§ Records shown:
================

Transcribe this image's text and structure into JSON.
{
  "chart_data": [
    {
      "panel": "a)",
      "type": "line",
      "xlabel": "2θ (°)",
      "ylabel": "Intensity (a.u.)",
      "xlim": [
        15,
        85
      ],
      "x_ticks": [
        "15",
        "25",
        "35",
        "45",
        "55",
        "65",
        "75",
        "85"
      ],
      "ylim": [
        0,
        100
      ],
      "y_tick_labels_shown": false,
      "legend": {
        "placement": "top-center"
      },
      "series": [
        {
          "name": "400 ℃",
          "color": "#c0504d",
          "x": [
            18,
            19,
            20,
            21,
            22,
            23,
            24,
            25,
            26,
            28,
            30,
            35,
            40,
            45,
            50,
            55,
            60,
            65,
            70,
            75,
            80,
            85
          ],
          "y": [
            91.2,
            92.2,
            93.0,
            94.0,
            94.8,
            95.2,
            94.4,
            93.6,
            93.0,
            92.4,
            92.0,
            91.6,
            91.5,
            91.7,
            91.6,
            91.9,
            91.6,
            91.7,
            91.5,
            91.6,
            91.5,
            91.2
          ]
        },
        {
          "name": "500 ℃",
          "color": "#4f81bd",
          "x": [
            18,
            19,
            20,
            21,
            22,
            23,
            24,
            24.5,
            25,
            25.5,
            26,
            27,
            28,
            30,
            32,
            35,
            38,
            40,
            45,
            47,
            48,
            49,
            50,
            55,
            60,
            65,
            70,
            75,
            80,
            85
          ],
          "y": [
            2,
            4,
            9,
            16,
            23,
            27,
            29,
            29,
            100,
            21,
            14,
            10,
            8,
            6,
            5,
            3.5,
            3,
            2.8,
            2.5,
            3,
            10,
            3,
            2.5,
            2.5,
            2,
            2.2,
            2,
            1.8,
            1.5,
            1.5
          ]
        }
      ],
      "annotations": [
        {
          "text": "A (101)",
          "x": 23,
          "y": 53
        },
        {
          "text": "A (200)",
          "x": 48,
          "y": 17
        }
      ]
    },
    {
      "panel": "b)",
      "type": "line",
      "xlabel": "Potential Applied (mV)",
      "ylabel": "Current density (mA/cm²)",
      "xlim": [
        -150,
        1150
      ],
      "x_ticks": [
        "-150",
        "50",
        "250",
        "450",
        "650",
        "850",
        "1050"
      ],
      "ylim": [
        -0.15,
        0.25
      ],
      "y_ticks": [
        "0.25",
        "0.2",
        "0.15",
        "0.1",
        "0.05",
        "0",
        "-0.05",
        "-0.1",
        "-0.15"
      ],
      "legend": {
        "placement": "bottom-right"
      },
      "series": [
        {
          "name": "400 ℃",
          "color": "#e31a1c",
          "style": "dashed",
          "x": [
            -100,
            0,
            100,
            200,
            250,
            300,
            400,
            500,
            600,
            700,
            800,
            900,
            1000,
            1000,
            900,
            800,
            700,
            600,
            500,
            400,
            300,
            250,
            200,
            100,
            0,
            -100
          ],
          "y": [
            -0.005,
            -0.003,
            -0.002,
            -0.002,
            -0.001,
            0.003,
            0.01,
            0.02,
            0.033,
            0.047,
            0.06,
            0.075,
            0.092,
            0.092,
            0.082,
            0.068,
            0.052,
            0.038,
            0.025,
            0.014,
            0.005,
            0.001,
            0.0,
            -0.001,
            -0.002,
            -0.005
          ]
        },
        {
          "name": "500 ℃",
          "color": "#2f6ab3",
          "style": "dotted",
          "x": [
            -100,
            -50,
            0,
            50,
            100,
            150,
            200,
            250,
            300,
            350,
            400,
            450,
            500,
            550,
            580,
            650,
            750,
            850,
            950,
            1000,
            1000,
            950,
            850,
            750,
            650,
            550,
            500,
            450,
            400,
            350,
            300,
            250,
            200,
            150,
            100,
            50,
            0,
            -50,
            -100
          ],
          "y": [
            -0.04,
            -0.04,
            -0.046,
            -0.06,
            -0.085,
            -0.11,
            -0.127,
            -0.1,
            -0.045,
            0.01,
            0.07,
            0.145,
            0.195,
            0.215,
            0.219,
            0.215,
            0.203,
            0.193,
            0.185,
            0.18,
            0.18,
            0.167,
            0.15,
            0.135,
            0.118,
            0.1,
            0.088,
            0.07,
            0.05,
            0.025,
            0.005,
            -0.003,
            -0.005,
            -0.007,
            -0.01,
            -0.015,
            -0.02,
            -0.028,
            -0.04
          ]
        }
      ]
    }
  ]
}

================

§ What you should do:
Pull out all lines from the listing that contain the string "text".

§ Task response:
Transcribe this image's text and structure into JSON.
          "text": "A (101)",
          "text": "A (200)",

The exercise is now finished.